Figure record listings
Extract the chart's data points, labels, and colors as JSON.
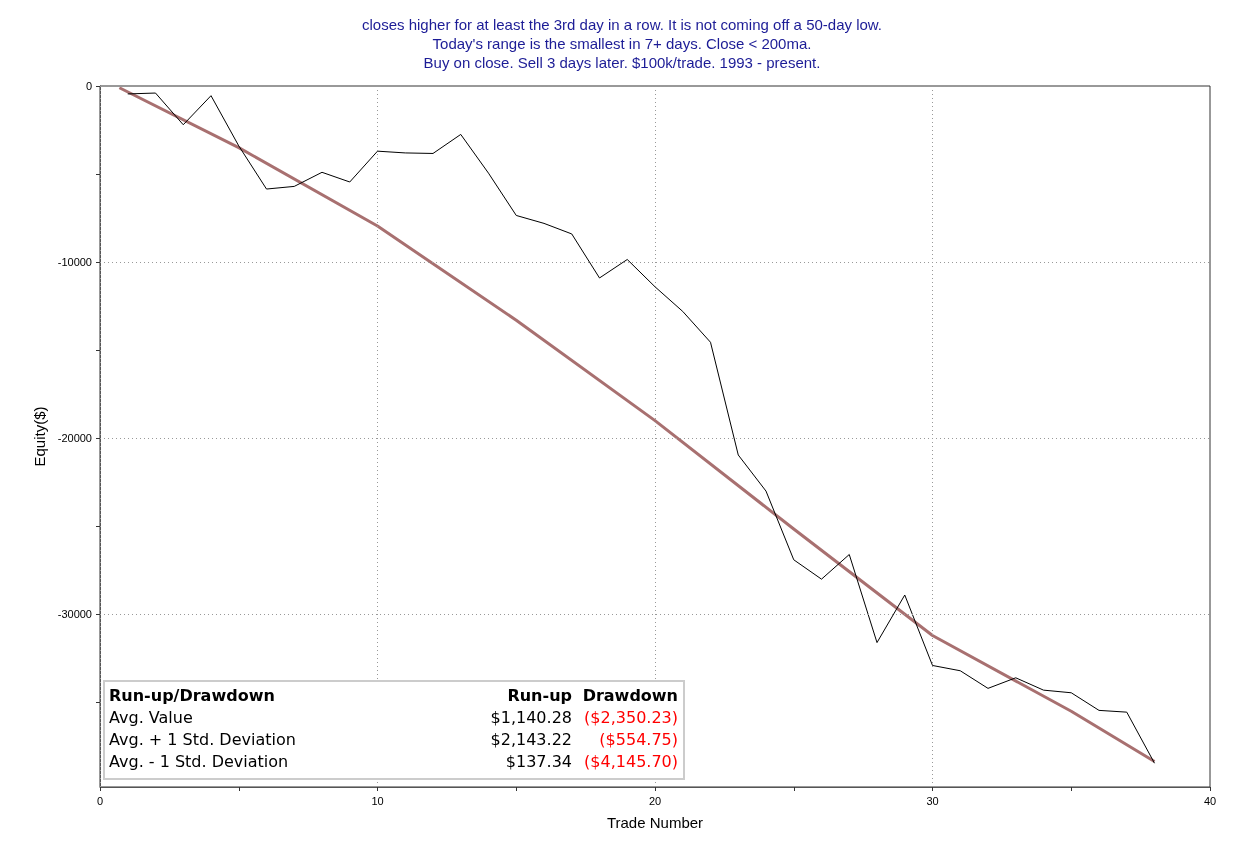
{
  "chart_data": {
    "type": "line",
    "title": "closes higher for at least the 3rd day in a row. It is not coming off a 50-day low.\nToday's range is the smallest in 7+ days. Close < 200ma.\nBuy on close. Sell 3 days later. $100k/trade. 1993 - present.",
    "xlabel": "Trade Number",
    "ylabel": "Equity($)",
    "xlim": [
      0,
      40
    ],
    "ylim": [
      -39800,
      0
    ],
    "xticks": [
      0,
      {
        "value": 5,
        "label": null
      },
      10,
      {
        "value": 15,
        "label": null
      },
      20,
      {
        "value": 25,
        "label": null
      },
      30,
      {
        "value": 35,
        "label": null
      },
      40
    ],
    "yticks": [
      {
        "value": -35000,
        "label": null
      },
      -30000,
      {
        "value": -25000,
        "label": null
      },
      -20000,
      {
        "value": -15000,
        "label": null
      },
      -10000,
      {
        "value": -5000,
        "label": null
      },
      0
    ],
    "grid": true,
    "marker": "none",
    "line_style": "solid",
    "series": [
      {
        "color": "#000000",
        "x": [
          1,
          2,
          3,
          4,
          5,
          6,
          7,
          8,
          9,
          10,
          11,
          12,
          13,
          14,
          15,
          16,
          17,
          18,
          19,
          20,
          21,
          22,
          23,
          24,
          25,
          26,
          27,
          28,
          29,
          30,
          31,
          32,
          33,
          34,
          35,
          36,
          37,
          38
        ],
        "values": [
          -450,
          -400,
          -2200,
          -550,
          -3400,
          -5850,
          -5700,
          -4900,
          -5450,
          -3700,
          -3800,
          -3830,
          -2750,
          -4950,
          -7350,
          -7800,
          -8400,
          -10900,
          -9850,
          -11400,
          -12800,
          -14550,
          -20950,
          -23000,
          -26900,
          -28000,
          -26600,
          -31600,
          -28900,
          -32900,
          -33200,
          -34200,
          -33600,
          -34300,
          -34450,
          -35450,
          -35550,
          -38450
        ]
      },
      {
        "color": "#a87070",
        "x": [
          0.7,
          5,
          10,
          15,
          20,
          25,
          30,
          35,
          38
        ],
        "values": [
          -100,
          -3500,
          -7950,
          -13300,
          -19000,
          -25150,
          -31200,
          -35500,
          -38350
        ]
      }
    ],
    "annotations": [
      "Run-up/Drawdown",
      "Run-up",
      "Drawdown",
      "Avg. Value",
      "$1,140.28",
      "($2,350.23)",
      "Avg. + 1 Std. Deviation",
      "$2,143.22",
      "($554.75)",
      "Avg. - 1 Std. Deviation",
      "$137.34",
      "($4,145.70)"
    ]
  }
}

Stated exercise >>
Say how many lines of the data hold the string "Deviation". Reply with the number alone.

Solution to the problem >>
2